Stated goal: Within the listing below, locate all lines containing the word "Bars". Copy each one.

Data excerpts:
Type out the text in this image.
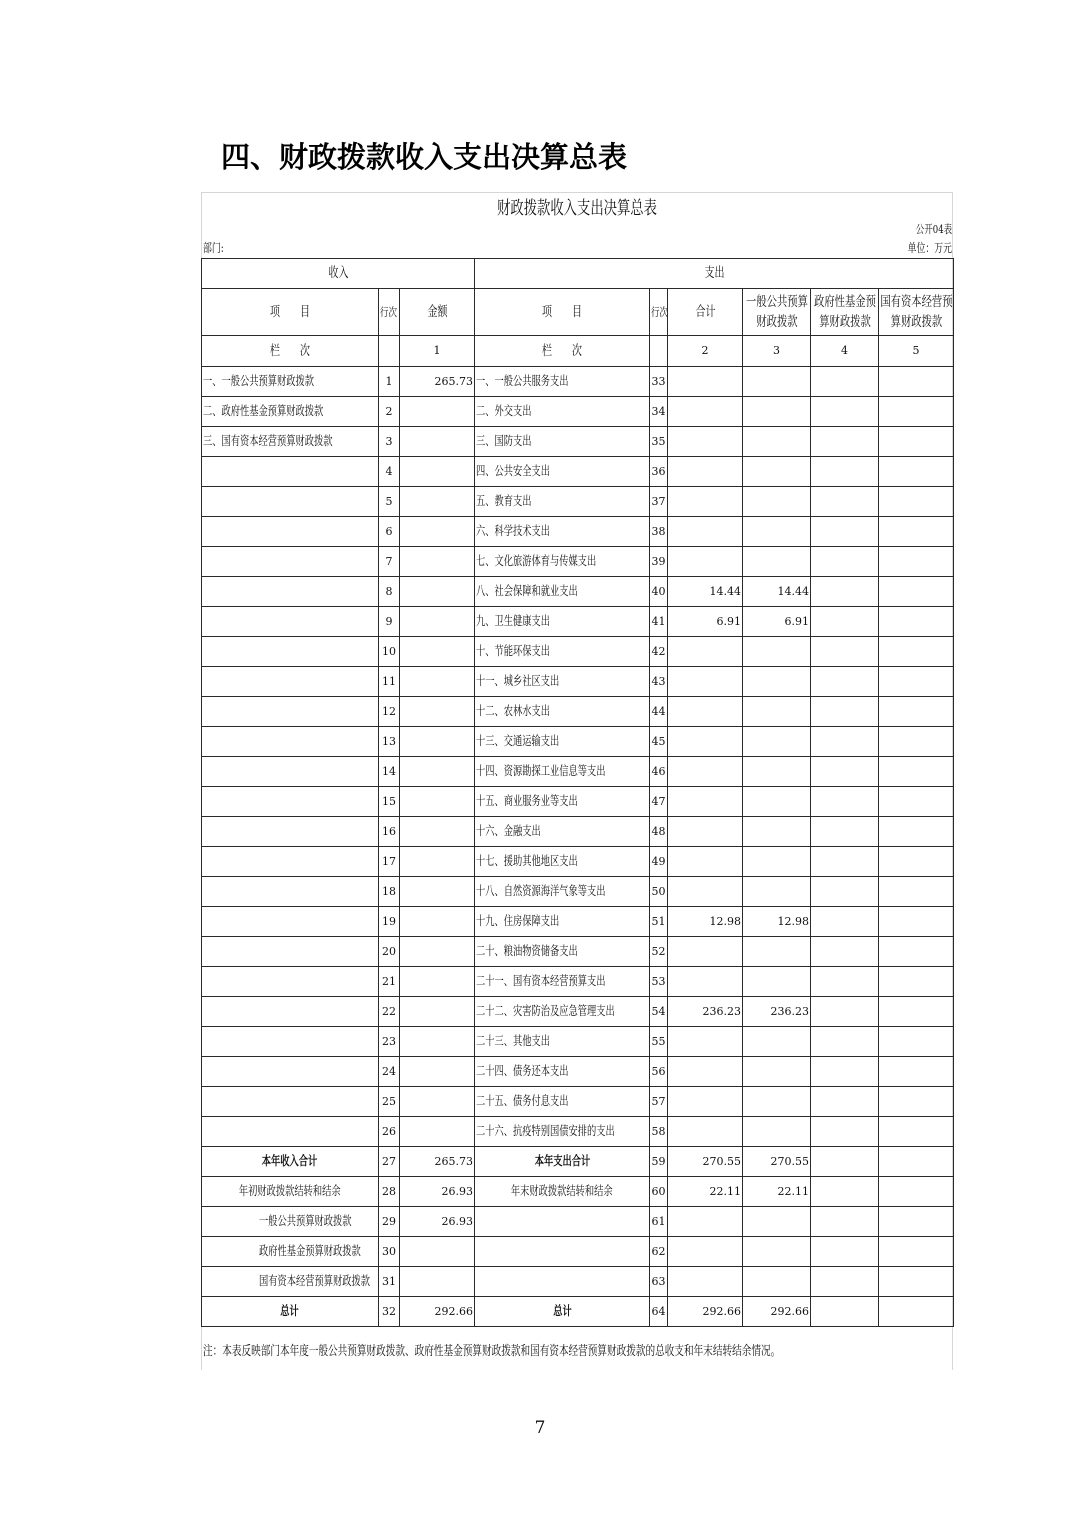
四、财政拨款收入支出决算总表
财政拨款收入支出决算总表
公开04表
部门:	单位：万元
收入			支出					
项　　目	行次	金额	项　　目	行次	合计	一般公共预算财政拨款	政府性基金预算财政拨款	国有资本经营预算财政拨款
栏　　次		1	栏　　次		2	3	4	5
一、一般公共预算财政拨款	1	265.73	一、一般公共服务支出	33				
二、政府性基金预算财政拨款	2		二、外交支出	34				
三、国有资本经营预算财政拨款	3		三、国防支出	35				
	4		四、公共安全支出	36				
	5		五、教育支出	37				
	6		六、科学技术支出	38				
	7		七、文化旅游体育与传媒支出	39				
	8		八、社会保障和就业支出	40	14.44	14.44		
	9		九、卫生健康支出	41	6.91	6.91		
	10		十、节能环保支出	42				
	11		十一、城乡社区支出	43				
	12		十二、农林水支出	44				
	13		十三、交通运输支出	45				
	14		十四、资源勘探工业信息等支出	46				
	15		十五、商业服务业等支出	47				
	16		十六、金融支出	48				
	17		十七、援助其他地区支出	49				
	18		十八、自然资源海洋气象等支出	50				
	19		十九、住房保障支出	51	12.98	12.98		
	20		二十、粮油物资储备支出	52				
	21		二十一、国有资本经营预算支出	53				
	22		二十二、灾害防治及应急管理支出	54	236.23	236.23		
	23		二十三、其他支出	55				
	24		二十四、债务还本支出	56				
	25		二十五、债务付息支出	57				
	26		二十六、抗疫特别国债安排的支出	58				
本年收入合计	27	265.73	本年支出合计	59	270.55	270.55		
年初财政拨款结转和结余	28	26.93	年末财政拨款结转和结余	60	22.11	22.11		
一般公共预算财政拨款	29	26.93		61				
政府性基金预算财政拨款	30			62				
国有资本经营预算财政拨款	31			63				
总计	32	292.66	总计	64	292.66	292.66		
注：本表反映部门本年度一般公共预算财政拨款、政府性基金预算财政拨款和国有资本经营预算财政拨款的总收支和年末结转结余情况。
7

...

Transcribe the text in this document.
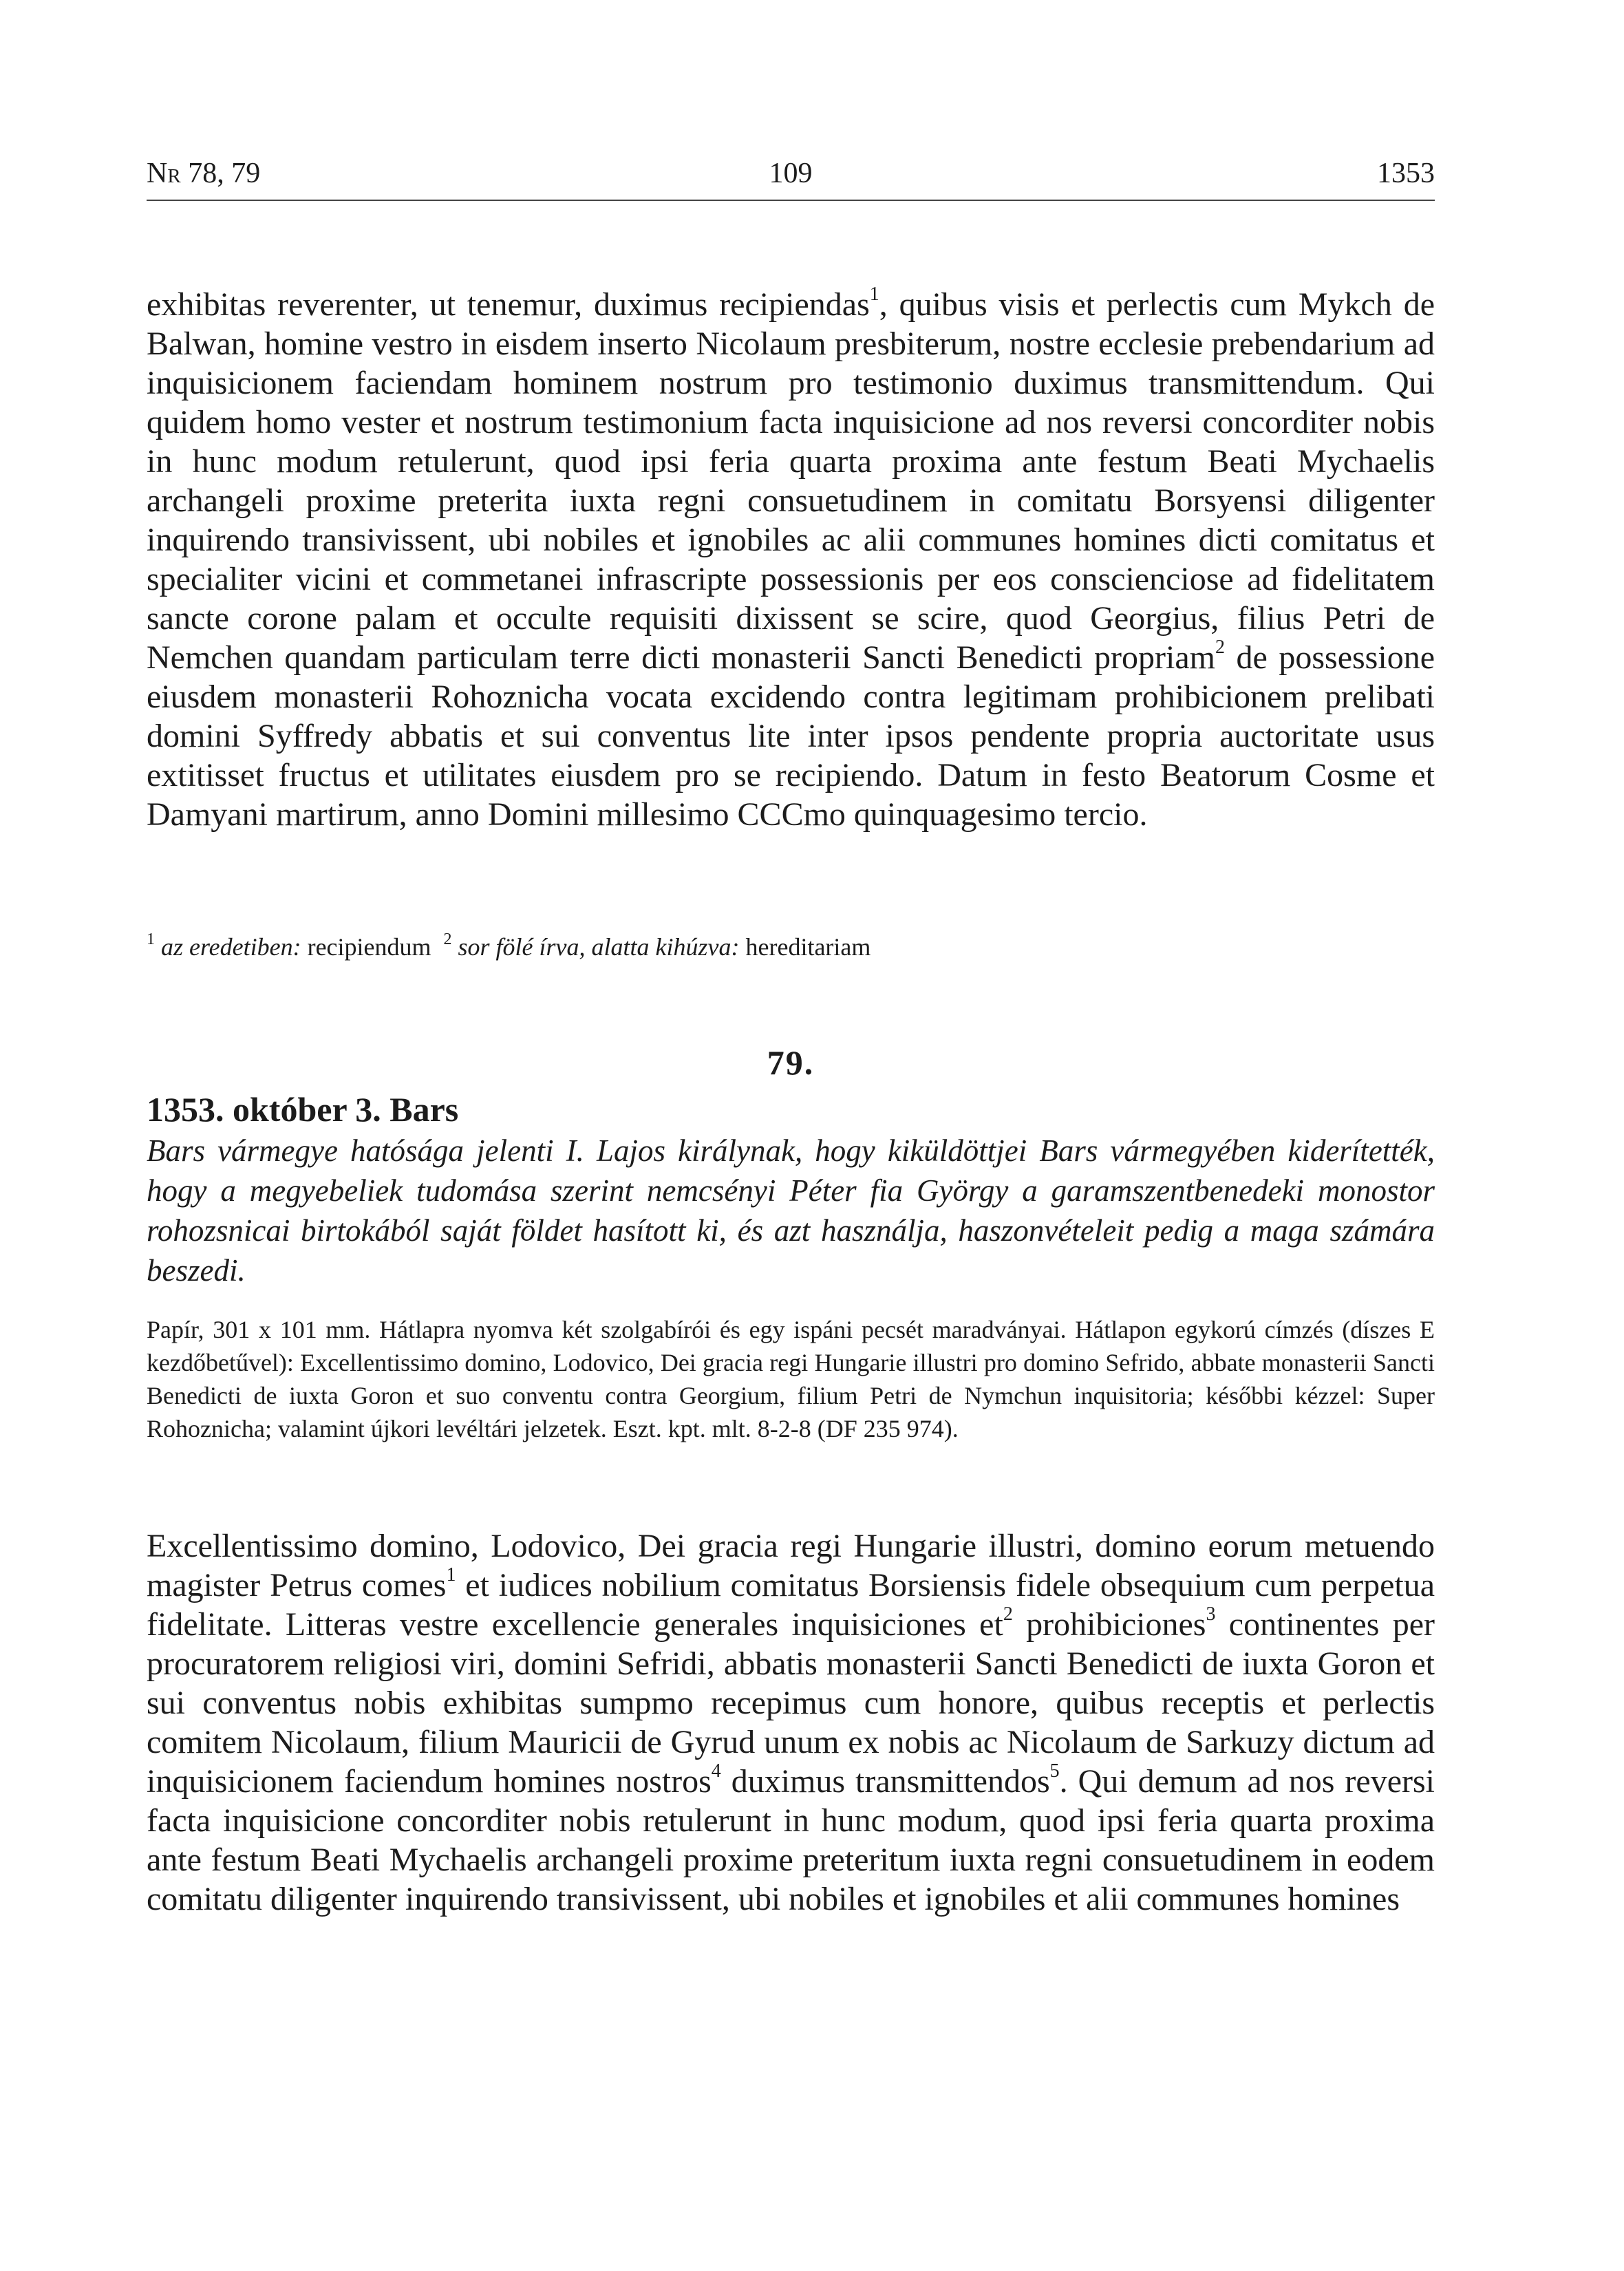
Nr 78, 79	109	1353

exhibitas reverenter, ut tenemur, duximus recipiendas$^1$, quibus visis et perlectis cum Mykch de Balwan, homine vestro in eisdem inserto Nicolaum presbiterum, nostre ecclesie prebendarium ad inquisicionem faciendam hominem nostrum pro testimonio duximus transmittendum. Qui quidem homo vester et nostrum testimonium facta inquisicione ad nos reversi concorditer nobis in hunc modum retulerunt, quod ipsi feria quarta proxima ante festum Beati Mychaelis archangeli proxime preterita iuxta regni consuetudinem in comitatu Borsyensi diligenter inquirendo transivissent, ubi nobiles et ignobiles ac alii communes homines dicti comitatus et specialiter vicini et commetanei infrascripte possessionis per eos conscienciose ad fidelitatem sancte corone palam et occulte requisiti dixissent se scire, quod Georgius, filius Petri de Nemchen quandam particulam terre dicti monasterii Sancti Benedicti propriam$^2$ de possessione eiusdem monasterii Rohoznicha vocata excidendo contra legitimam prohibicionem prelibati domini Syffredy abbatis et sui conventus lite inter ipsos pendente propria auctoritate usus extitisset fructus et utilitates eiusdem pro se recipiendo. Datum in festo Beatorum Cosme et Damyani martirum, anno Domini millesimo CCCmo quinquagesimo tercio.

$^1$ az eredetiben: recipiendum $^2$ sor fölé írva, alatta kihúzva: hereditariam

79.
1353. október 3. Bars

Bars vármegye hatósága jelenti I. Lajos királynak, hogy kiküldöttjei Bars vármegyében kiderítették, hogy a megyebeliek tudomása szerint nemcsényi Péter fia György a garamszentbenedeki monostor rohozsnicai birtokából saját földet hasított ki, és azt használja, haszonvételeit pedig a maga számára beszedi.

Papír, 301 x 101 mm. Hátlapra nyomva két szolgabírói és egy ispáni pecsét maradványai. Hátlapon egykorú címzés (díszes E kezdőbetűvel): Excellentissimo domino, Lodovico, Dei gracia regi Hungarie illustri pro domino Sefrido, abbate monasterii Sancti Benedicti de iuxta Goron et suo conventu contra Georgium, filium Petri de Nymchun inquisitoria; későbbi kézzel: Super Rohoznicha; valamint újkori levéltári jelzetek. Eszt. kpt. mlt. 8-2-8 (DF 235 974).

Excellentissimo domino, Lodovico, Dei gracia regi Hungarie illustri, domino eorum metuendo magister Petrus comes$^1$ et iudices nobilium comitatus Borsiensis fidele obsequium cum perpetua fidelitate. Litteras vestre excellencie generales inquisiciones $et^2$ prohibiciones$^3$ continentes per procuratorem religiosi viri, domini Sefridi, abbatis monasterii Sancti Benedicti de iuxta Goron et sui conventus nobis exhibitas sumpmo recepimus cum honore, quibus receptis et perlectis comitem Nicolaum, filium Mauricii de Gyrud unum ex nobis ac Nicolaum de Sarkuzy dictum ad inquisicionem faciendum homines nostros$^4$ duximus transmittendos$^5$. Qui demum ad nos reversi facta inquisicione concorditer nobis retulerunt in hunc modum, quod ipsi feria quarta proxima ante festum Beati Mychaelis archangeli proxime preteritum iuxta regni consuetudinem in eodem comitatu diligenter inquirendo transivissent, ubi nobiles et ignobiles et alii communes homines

The answer:
1353. október 3. Bars
Bars vármegye hatósága jelenti I. Lajos királynak, hogy kiküldöttjei Bars vármegyében kiderítették, hogy a megyebeliek tudomása szerint nemcsényi Péter fia György a garamszentbenedeki monostor rohozsnicai birtokából saját földet hasított ki, és azt használja, haszonvételeit pedig a maga számára beszedi.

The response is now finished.